### Goal of the exercise
Return the records exactly as they are.

### Available records
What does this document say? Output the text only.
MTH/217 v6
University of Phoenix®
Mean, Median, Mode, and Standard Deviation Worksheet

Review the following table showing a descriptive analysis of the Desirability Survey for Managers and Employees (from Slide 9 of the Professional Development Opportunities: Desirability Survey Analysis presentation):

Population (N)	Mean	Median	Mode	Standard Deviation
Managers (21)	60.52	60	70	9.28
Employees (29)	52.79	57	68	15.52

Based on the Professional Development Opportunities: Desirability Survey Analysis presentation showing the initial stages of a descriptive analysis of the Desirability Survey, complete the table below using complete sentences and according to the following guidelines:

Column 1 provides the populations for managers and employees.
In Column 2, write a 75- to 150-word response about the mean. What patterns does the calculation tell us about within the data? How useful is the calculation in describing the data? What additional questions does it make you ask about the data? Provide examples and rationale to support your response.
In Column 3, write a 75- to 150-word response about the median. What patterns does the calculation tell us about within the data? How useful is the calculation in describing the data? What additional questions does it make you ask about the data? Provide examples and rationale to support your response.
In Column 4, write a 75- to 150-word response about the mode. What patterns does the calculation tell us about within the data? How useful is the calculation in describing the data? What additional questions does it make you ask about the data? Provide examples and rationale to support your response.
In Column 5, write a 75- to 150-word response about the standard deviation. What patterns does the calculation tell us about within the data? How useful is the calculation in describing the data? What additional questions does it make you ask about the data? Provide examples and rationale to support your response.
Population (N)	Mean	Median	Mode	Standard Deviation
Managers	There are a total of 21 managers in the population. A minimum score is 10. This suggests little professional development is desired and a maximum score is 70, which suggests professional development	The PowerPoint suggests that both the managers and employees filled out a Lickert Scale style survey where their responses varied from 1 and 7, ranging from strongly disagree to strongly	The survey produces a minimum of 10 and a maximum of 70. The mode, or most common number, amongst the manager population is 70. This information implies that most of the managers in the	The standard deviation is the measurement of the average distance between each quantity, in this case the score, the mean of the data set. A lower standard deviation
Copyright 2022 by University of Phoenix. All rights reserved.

### Task output
What does this document say? Output the text only.
MTH/217 v6
University of Phoenix®
Mean, Median, Mode, and Standard Deviation Worksheet

Review the following table showing a descriptive analysis of the Desirability Survey for Managers and Employees (from Slide 9 of the Professional Development Opportunities: Desirability Survey Analysis presentation):

Population (N)	Mean	Median	Mode	Standard Deviation
Managers (21)	60.52	60	70	9.28
Employees (29)	52.79	57	68	15.52

Based on the Professional Development Opportunities: Desirability Survey Analysis presentation showing the initial stages of a descriptive analysis of the Desirability Survey, complete the table below using complete sentences and according to the following guidelines:

Column 1 provides the populations for managers and employees.
In Column 2, write a 75- to 150-word response about the mean. What patterns does the calculation tell us about within the data? How useful is the calculation in describing the data? What additional questions does it make you ask about the data? Provide examples and rationale to support your response.
In Column 3, write a 75- to 150-word response about the median. What patterns does the calculation tell us about within the data? How useful is the calculation in describing the data? What additional questions does it make you ask about the data? Provide examples and rationale to support your response.
In Column 4, write a 75- to 150-word response about the mode. What patterns does the calculation tell us about within the data? How useful is the calculation in describing the data? What additional questions does it make you ask about the data? Provide examples and rationale to support your response.
In Column 5, write a 75- to 150-word response about the standard deviation. What patterns does the calculation tell us about within the data? How useful is the calculation in describing the data? What additional questions does it make you ask about the data? Provide examples and rationale to support your response.
Population (N)	Mean	Median	Mode	Standard Deviation
Managers	There are a total of 21 managers in the population. A minimum score is 10. This suggests little professional development is desired and a maximum score is 70, which suggests professional development	The PowerPoint suggests that both the managers and employees filled out a Lickert Scale style survey where their responses varied from 1 and 7, ranging from strongly disagree to strongly	The survey produces a minimum of 10 and a maximum of 70. The mode, or most common number, amongst the manager population is 70. This information implies that most of the managers in the	The standard deviation is the measurement of the average distance between each quantity, in this case the score, the mean of the data set. A lower standard deviation
Copyright 2022 by University of Phoenix. All rights reserved.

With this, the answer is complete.